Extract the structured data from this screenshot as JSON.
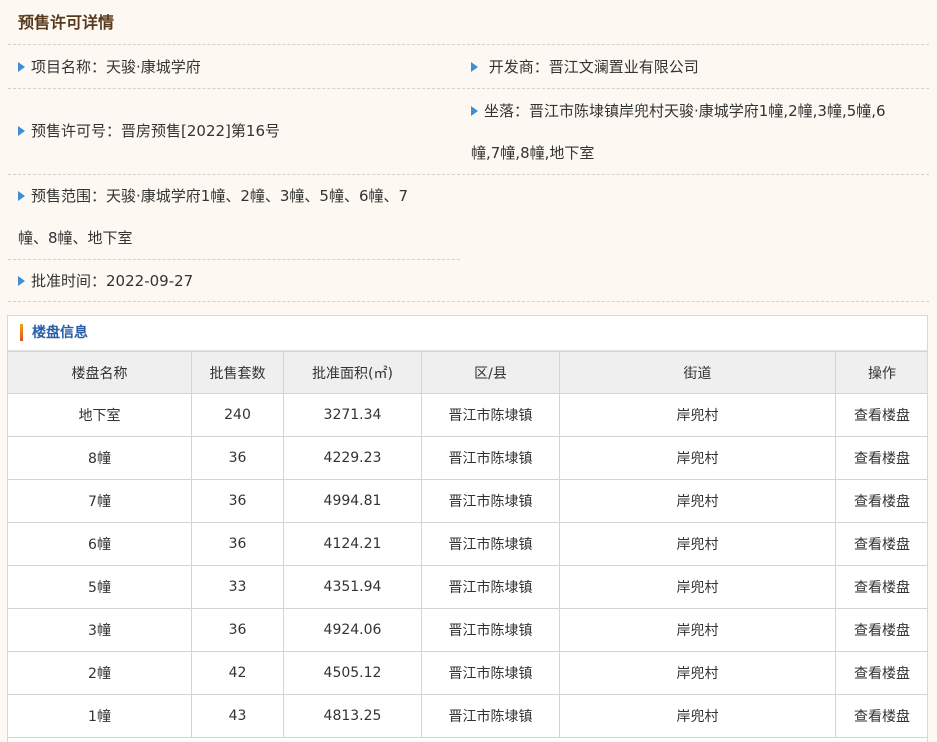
{
  "title": "预售许可详情",
  "info": {
    "project_name": {
      "label": "项目名称：",
      "value": "天骏·康城学府"
    },
    "developer": {
      "label": "开发商：",
      "value": "晋江文澜置业有限公司"
    },
    "permit_no": {
      "label": "预售许可号：",
      "value": "晋房预售[2022]第16号"
    },
    "location": {
      "label": "坐落：",
      "value_line1": "晋江市陈埭镇岸兜村天骏·康城学府1幢,2幢,3幢,5幢,6",
      "value_line2": "幢,7幢,8幢,地下室"
    },
    "scope": {
      "label": "预售范围：",
      "value_line1": "天骏·康城学府1幢、2幢、3幢、5幢、6幢、7",
      "value_line2": "幢、8幢、地下室"
    },
    "approve_date": {
      "label": "批准时间：",
      "value": "2022-09-27"
    }
  },
  "panel": {
    "title": "楼盘信息",
    "columns": [
      "楼盘名称",
      "批售套数",
      "批准面积(㎡)",
      "区/县",
      "街道",
      "操作"
    ],
    "rows": [
      {
        "name": "地下室",
        "units": "240",
        "area": "3271.34",
        "district": "晋江市陈埭镇",
        "street": "岸兜村",
        "action": "查看楼盘"
      },
      {
        "name": "8幢",
        "units": "36",
        "area": "4229.23",
        "district": "晋江市陈埭镇",
        "street": "岸兜村",
        "action": "查看楼盘"
      },
      {
        "name": "7幢",
        "units": "36",
        "area": "4994.81",
        "district": "晋江市陈埭镇",
        "street": "岸兜村",
        "action": "查看楼盘"
      },
      {
        "name": "6幢",
        "units": "36",
        "area": "4124.21",
        "district": "晋江市陈埭镇",
        "street": "岸兜村",
        "action": "查看楼盘"
      },
      {
        "name": "5幢",
        "units": "33",
        "area": "4351.94",
        "district": "晋江市陈埭镇",
        "street": "岸兜村",
        "action": "查看楼盘"
      },
      {
        "name": "3幢",
        "units": "36",
        "area": "4924.06",
        "district": "晋江市陈埭镇",
        "street": "岸兜村",
        "action": "查看楼盘"
      },
      {
        "name": "2幢",
        "units": "42",
        "area": "4505.12",
        "district": "晋江市陈埭镇",
        "street": "岸兜村",
        "action": "查看楼盘"
      },
      {
        "name": "1幢",
        "units": "43",
        "area": "4813.25",
        "district": "晋江市陈埭镇",
        "street": "岸兜村",
        "action": "查看楼盘"
      }
    ]
  },
  "colors": {
    "accent": "#3a8fd6",
    "title": "#5a3a1e",
    "panel_title": "#2a5ea8"
  }
}
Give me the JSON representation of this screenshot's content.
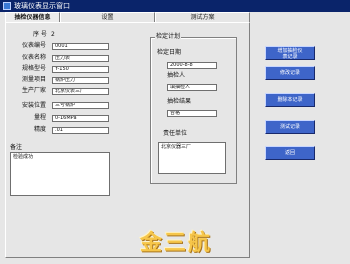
{
  "window": {
    "title": "玻璃仪表显示窗口"
  },
  "tabs": [
    {
      "label": "抽检仪器信息"
    },
    {
      "label": "设置"
    },
    {
      "label": "测试方案"
    }
  ],
  "info": {
    "seq_label": "序 号",
    "seq_value": "2",
    "fields": [
      {
        "label": "仪表编号",
        "value": "0001"
      },
      {
        "label": "仪表名称",
        "value": "压力表"
      },
      {
        "label": "规格型号",
        "value": "Y-150"
      },
      {
        "label": "测量项目",
        "value": "锅炉压力"
      },
      {
        "label": "生产厂家",
        "value": "北京仪表三厂"
      },
      {
        "label": "安装位置",
        "value": "三号锅炉"
      },
      {
        "label": "量程",
        "value": "0-16MPa"
      },
      {
        "label": "精度",
        "value": ".01"
      }
    ],
    "remark_label": "备注",
    "remark_value": "检验成功"
  },
  "plan": {
    "group_title": "检定计划",
    "date_label": "检定日期",
    "date_value": "2000-8-8",
    "inspector_label": "抽检人",
    "inspector_value": "填抽检人",
    "result_label": "抽检结果",
    "result_value": "合格",
    "unit_label": "责任单位",
    "unit_value": "北京仪器三厂"
  },
  "side_buttons": [
    {
      "label_line1": "增加抽检仪",
      "label_line2": "表记录"
    },
    {
      "label": "修改记录"
    },
    {
      "label": "删除本记录"
    },
    {
      "label": "测试记录"
    },
    {
      "label": "返回"
    }
  ],
  "watermark": "金三航",
  "colors": {
    "titlebar": "#0a246a",
    "button": "#3e65c9",
    "watermark": "#f6c64a"
  }
}
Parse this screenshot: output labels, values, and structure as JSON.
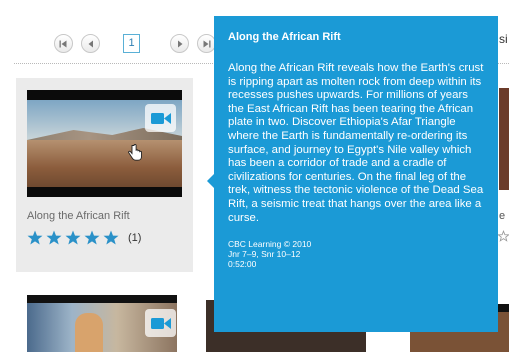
{
  "pager": {
    "current_page": "1",
    "first_label": "first-page",
    "prev_label": "previous-page",
    "next_label": "next-page",
    "last_label": "last-page",
    "edge_text": "si"
  },
  "card": {
    "title": "Along the African Rift",
    "rating": 5,
    "rating_count": "(1)",
    "star_color": "#2a91c8"
  },
  "right_column": {
    "edge_text": "e"
  },
  "tooltip": {
    "title": "Along the African Rift",
    "description": "Along the African Rift reveals how the Earth's crust is ripping apart as molten rock from deep within its recesses pushes upwards. For millions of years the East African Rift has been tearing the African plate in two. Discover Ethiopia's Afar Triangle where the Earth is fundamentally re-ordering its surface, and journey to Egypt's Nile valley which has been a corridor of trade and a cradle of civilizations for centuries. On the final leg of the trek, witness the tectonic violence of the Dead Sea Rift, a seismic treat that hangs over the area like a curse.",
    "publisher": "CBC Learning © 2010",
    "grades": "Jnr 7–9, Snr 10–12",
    "duration": "0:52:00",
    "background": "#1b9ad6"
  }
}
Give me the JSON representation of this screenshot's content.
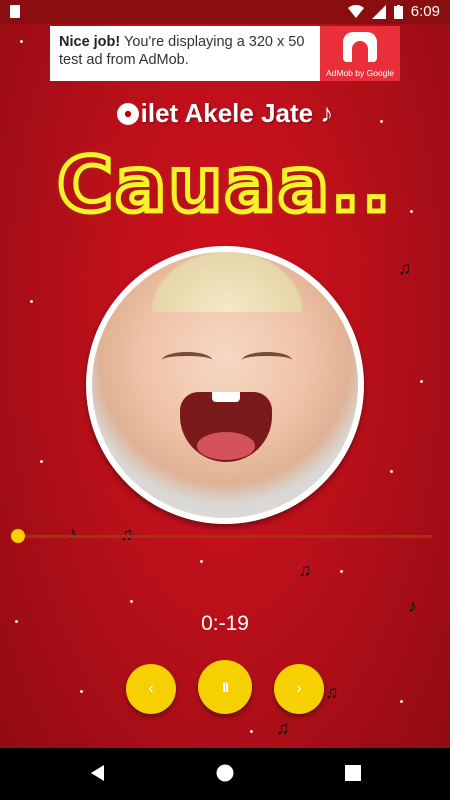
{
  "status_bar": {
    "time": "6:09"
  },
  "ad": {
    "headline": "Nice job!",
    "body": "You're displaying a 320 x 50 test ad from AdMob.",
    "brand": "AdMob by Google"
  },
  "player": {
    "title": "ilet Akele Jate",
    "big_word": "Cauaa..",
    "progress_fraction": 0.0,
    "time_label": "0:-19",
    "prev_label": "‹",
    "pause_label": "II",
    "next_label": "›"
  },
  "colors": {
    "background": "#b8101a",
    "accent_yellow": "#f6d000",
    "seek_track": "#a8300f",
    "ad_logo": "#e9303a"
  }
}
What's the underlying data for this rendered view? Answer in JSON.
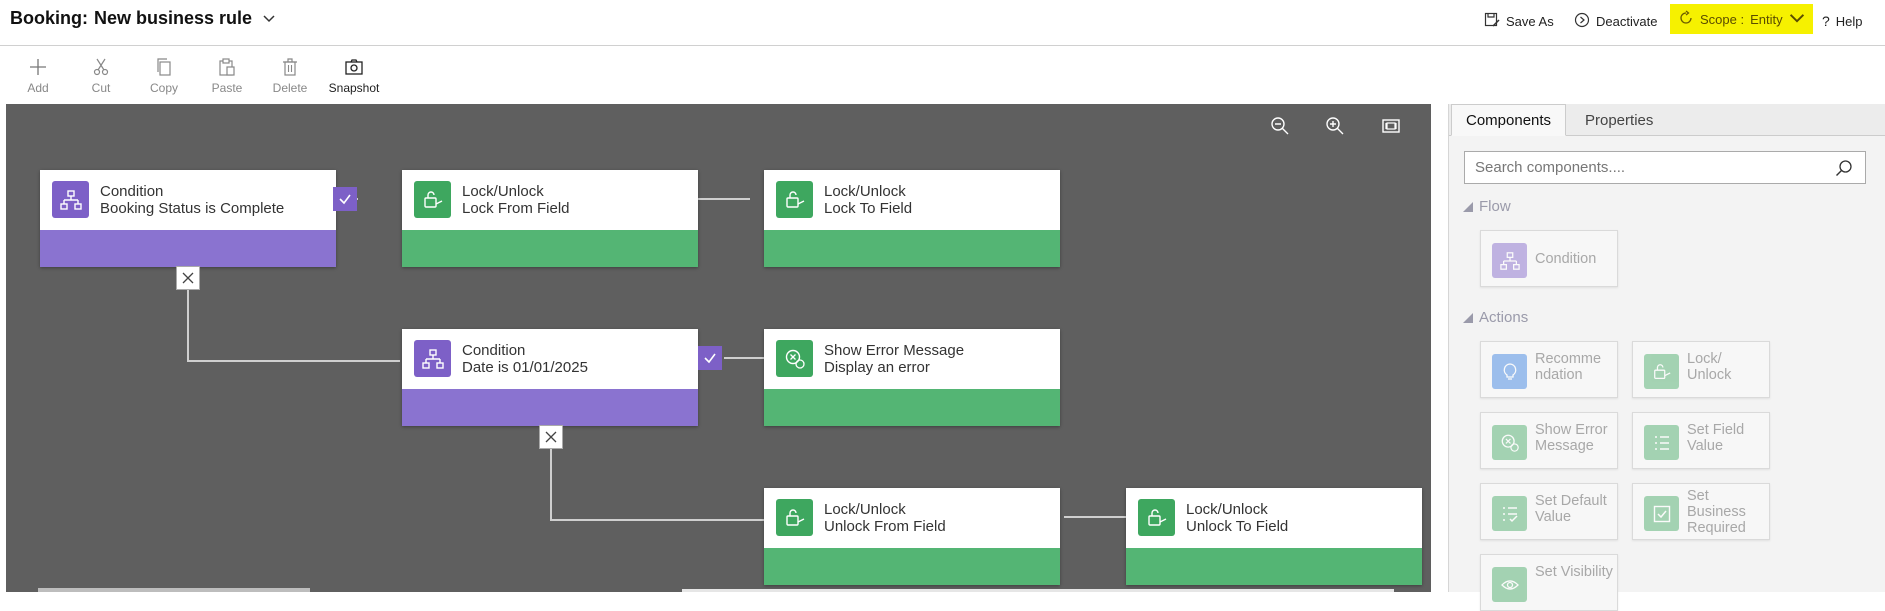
{
  "header": {
    "entity": "Booking:",
    "rule_name": "New business rule",
    "save_as": "Save As",
    "deactivate": "Deactivate",
    "scope_label": "Scope :",
    "scope_value": "Entity",
    "help": "Help"
  },
  "toolbar": {
    "add": "Add",
    "cut": "Cut",
    "copy": "Copy",
    "paste": "Paste",
    "delete": "Delete",
    "snapshot": "Snapshot"
  },
  "canvas": {
    "nodes": [
      {
        "kind": "condition",
        "title": "Condition",
        "subtitle": "Booking Status is Complete"
      },
      {
        "kind": "action",
        "title": "Lock/Unlock",
        "subtitle": "Lock From Field"
      },
      {
        "kind": "action",
        "title": "Lock/Unlock",
        "subtitle": "Lock To Field"
      },
      {
        "kind": "condition",
        "title": "Condition",
        "subtitle": "Date is 01/01/2025"
      },
      {
        "kind": "action",
        "title": "Show Error Message",
        "subtitle": "Display an error"
      },
      {
        "kind": "action",
        "title": "Lock/Unlock",
        "subtitle": "Unlock From Field"
      },
      {
        "kind": "action",
        "title": "Lock/Unlock",
        "subtitle": "Unlock To Field"
      }
    ]
  },
  "panel": {
    "tabs": [
      "Components",
      "Properties"
    ],
    "search_placeholder": "Search components....",
    "flow_header": "Flow",
    "actions_header": "Actions",
    "flow_items": [
      "Condition"
    ],
    "action_items": [
      "Recomme ndation",
      "Lock/ Unlock",
      "Show Error Message",
      "Set Field Value",
      "Set Default Value",
      "Set Business Required",
      "Set Visibility"
    ]
  },
  "colors": {
    "condition": "#7d60c7",
    "condition_bar": "#8a73d0",
    "action": "#3ea75f",
    "action_bar": "#54b574",
    "canvas_bg": "#5f5f5f",
    "scope_highlight": "#f6f100"
  },
  "icons": {
    "save_as": "save-as-icon",
    "deactivate": "deactivate-icon",
    "scope": "scope-icon",
    "help": "help-icon",
    "zoom_out": "zoom-out-icon",
    "zoom_in": "zoom-in-icon",
    "fit": "fit-to-screen-icon"
  }
}
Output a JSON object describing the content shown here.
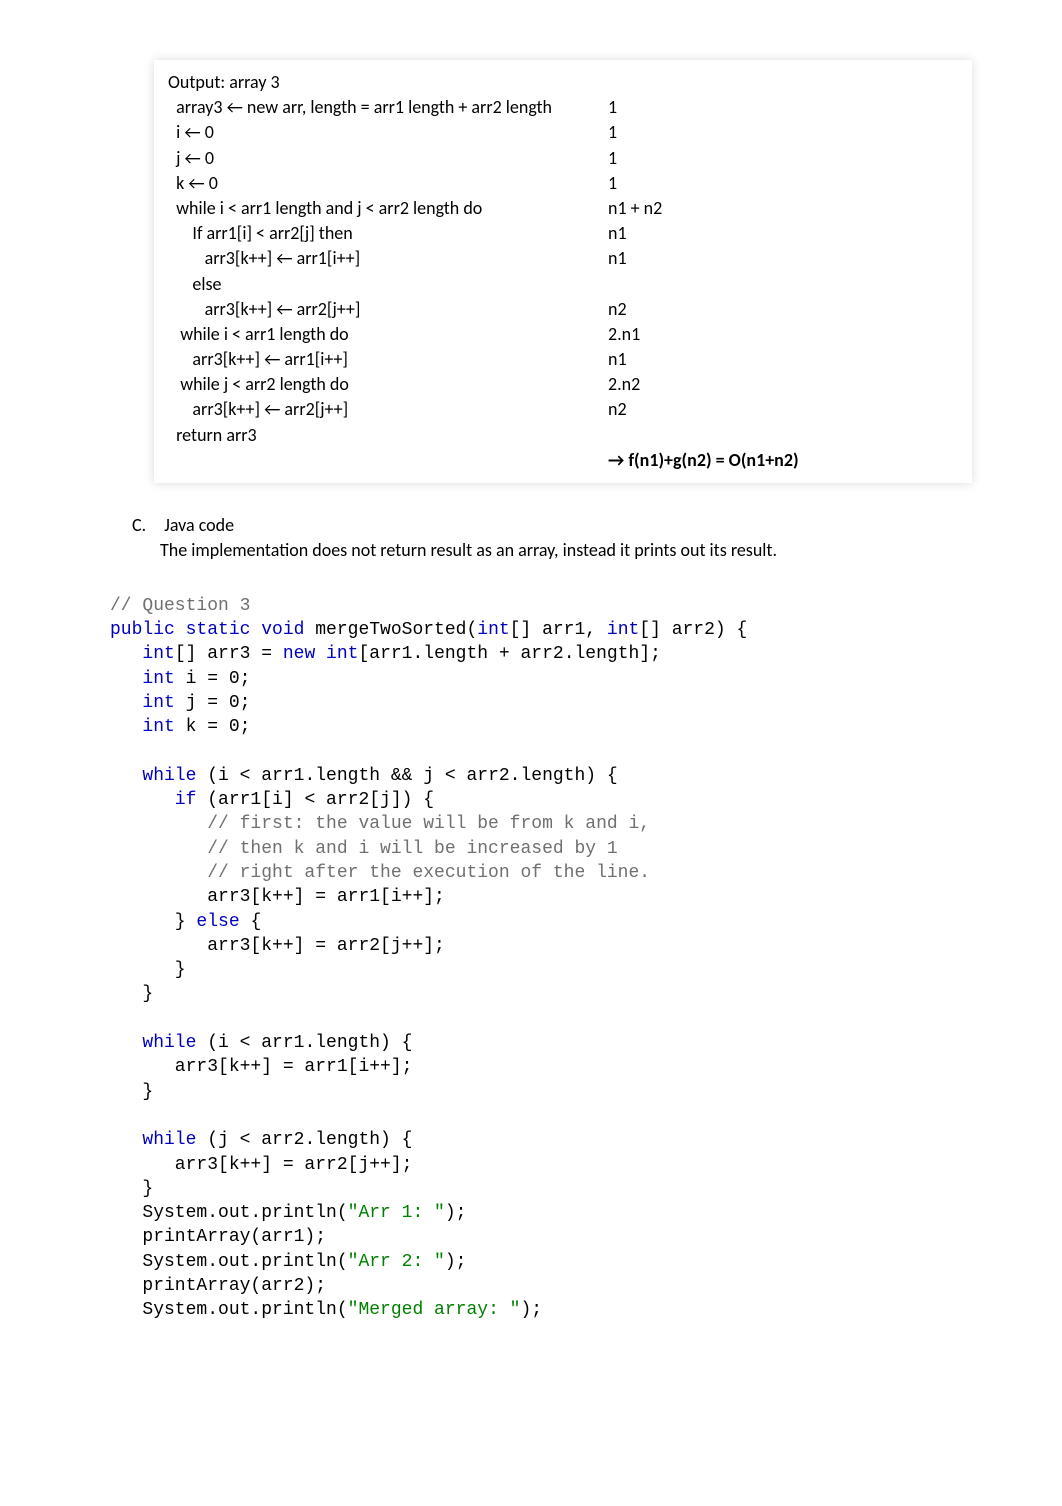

******

Collect every line from the records above that contains the word "zoom".

    "zoom_out": "zoom-out-icon",
    "zoom_in": "zoom-in-icon",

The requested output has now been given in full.